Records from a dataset
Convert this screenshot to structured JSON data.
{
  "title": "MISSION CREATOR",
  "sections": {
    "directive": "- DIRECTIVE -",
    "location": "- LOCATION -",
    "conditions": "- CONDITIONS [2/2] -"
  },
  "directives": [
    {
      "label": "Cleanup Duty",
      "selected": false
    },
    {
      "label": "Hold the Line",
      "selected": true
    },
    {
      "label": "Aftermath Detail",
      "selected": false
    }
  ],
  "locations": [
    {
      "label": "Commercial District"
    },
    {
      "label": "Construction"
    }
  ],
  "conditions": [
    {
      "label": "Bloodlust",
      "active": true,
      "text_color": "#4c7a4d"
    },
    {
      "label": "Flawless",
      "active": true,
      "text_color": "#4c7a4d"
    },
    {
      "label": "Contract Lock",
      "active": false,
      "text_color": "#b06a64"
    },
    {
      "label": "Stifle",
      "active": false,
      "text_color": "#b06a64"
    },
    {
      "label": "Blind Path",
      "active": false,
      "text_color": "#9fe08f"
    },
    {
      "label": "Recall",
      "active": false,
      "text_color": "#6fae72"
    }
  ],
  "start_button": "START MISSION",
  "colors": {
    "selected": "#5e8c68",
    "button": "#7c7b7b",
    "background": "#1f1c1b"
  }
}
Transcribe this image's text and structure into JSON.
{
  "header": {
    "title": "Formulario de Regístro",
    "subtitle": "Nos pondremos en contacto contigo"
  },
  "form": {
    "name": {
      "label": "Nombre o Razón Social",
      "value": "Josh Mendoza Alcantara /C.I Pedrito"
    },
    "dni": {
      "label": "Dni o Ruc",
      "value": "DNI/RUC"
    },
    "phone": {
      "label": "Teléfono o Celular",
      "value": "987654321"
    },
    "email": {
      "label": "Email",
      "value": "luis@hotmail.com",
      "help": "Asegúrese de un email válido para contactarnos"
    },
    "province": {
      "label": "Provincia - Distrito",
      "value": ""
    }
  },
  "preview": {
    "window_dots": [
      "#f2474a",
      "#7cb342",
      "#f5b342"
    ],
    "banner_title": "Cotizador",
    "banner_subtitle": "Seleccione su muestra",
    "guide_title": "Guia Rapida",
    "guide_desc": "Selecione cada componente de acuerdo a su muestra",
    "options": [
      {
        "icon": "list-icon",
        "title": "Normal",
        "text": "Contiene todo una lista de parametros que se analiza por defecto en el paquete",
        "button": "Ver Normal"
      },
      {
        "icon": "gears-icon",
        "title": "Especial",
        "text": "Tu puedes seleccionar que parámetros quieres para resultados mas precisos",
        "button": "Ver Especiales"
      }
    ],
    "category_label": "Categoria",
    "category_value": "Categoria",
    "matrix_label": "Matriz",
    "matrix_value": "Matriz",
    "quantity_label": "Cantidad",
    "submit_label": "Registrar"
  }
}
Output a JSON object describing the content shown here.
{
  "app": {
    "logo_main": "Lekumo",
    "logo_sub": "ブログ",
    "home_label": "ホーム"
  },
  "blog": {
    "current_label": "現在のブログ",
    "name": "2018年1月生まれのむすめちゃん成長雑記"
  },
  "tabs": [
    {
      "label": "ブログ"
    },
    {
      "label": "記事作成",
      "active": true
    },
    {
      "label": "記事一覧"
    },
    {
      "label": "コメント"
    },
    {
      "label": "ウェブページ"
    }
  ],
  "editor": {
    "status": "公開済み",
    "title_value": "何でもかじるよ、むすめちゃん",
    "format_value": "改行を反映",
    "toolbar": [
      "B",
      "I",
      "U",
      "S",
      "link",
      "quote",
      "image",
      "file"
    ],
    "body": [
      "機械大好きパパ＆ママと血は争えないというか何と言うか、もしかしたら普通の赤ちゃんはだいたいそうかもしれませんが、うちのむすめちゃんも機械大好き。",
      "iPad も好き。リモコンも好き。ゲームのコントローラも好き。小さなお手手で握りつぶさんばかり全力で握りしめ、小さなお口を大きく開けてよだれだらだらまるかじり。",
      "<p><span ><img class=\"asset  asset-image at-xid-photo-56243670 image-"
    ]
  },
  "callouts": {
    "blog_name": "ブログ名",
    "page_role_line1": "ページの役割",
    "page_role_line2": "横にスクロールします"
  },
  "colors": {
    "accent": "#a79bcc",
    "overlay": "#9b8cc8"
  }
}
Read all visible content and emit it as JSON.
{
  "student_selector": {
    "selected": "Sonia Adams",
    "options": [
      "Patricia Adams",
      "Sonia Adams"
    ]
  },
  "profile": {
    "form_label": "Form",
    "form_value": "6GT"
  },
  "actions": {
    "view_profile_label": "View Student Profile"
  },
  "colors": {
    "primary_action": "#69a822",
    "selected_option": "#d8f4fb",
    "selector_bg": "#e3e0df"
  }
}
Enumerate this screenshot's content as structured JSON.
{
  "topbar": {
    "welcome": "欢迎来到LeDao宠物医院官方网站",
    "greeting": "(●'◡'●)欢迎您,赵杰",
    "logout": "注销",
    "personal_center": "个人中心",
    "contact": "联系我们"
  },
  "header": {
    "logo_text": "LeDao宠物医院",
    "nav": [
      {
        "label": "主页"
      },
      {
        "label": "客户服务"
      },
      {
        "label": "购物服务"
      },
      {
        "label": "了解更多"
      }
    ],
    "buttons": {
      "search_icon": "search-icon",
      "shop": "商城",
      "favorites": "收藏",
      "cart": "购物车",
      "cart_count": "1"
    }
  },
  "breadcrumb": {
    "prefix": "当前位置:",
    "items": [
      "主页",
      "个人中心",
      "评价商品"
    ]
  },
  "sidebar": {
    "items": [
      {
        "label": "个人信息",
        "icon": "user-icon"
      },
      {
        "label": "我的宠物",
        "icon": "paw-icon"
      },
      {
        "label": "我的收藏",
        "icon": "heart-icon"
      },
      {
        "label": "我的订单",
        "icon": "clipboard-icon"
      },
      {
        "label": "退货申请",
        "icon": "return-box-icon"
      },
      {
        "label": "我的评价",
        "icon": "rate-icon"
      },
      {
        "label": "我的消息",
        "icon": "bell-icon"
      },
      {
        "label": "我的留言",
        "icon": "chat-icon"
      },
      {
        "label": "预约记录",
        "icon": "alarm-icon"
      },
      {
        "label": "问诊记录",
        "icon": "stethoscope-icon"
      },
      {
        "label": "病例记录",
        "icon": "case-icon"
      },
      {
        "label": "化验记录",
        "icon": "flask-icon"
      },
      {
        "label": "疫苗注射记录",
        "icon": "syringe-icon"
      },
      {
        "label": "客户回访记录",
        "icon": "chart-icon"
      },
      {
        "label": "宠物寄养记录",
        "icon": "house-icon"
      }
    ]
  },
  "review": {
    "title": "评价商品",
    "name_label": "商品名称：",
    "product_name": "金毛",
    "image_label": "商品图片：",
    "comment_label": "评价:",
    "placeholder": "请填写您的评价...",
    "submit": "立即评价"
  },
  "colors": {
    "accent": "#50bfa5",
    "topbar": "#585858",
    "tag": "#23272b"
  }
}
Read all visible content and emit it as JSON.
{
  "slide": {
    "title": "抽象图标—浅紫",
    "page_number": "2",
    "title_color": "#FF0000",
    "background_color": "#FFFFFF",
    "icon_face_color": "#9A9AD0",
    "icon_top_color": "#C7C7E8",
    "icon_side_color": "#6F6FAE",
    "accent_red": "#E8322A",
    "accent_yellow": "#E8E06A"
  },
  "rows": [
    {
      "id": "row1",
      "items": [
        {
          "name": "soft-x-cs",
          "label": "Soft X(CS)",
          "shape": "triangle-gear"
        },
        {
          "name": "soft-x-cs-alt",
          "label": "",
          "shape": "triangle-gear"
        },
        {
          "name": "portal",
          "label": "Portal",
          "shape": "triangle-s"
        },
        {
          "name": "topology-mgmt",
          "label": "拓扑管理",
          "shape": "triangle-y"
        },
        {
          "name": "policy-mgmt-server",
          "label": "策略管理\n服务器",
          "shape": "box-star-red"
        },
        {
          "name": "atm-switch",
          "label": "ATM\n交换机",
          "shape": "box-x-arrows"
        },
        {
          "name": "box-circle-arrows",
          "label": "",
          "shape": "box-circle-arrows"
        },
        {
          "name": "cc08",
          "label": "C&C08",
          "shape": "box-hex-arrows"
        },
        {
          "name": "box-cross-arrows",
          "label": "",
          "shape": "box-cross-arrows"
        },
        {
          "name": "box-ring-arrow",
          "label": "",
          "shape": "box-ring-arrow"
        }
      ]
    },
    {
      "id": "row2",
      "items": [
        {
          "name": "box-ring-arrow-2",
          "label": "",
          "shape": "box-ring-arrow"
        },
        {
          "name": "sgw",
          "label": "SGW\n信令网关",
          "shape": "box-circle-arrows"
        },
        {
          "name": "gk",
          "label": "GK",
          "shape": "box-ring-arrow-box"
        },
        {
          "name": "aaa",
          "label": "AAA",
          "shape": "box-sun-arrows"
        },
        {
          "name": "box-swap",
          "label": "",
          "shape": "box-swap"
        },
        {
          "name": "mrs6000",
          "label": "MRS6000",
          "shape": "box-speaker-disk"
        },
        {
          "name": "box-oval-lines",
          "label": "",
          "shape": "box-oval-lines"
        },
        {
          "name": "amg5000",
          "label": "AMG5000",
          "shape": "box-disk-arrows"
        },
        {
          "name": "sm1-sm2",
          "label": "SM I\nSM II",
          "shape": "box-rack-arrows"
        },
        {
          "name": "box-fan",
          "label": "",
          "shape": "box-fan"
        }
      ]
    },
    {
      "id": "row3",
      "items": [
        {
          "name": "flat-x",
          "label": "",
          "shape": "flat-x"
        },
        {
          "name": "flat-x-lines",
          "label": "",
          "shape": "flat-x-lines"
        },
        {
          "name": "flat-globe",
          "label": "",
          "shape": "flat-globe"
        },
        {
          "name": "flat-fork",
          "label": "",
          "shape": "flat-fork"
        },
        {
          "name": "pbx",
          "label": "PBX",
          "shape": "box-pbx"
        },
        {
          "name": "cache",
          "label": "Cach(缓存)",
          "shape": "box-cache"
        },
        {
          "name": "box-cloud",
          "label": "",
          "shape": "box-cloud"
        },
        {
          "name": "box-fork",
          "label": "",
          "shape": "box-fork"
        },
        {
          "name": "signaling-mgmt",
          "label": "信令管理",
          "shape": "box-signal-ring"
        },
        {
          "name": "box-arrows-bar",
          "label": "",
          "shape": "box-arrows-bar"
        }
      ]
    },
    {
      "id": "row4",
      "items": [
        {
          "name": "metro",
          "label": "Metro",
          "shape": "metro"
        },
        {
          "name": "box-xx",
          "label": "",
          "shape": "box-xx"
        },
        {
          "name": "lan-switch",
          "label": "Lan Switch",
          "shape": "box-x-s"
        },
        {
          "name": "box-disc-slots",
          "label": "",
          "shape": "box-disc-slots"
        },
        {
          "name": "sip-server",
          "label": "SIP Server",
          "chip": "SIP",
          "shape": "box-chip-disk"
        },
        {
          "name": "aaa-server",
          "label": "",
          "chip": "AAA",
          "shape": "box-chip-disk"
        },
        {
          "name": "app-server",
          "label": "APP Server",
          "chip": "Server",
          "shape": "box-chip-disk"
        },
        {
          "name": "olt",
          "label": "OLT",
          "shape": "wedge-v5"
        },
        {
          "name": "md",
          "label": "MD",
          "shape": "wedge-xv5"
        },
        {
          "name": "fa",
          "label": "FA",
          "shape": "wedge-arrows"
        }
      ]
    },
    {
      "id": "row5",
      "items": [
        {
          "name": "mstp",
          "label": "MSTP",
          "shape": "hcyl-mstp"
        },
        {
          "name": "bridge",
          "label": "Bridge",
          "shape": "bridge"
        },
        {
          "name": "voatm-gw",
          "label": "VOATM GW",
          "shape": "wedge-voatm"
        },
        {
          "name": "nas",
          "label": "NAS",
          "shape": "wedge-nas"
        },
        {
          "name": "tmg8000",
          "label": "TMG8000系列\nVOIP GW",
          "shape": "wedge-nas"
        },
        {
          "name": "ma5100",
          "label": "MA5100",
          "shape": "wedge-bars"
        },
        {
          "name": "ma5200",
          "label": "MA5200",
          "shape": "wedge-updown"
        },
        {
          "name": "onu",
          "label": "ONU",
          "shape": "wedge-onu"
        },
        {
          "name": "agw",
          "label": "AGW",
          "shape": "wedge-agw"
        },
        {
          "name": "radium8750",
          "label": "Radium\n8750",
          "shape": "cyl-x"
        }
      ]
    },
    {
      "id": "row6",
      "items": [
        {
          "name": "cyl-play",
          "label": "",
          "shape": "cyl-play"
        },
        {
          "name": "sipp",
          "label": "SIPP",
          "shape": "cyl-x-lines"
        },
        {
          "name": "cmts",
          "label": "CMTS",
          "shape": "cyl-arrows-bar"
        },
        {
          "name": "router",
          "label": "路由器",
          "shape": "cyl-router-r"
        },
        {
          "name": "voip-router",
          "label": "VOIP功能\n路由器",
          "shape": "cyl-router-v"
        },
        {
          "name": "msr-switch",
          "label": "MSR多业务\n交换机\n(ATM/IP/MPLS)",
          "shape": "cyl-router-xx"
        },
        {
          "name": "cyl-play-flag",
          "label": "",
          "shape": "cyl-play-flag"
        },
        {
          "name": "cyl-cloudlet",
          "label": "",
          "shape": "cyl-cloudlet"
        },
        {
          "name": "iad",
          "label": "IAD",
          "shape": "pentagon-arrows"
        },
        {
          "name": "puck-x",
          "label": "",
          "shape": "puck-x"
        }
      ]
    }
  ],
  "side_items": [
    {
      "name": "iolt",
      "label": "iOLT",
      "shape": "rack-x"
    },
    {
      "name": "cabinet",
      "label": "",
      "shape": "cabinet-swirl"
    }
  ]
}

**REQUEST**
Report how many lines in the data include the word "true", and give nothing but the count.

**REPLY TO THE EXERCISE**
4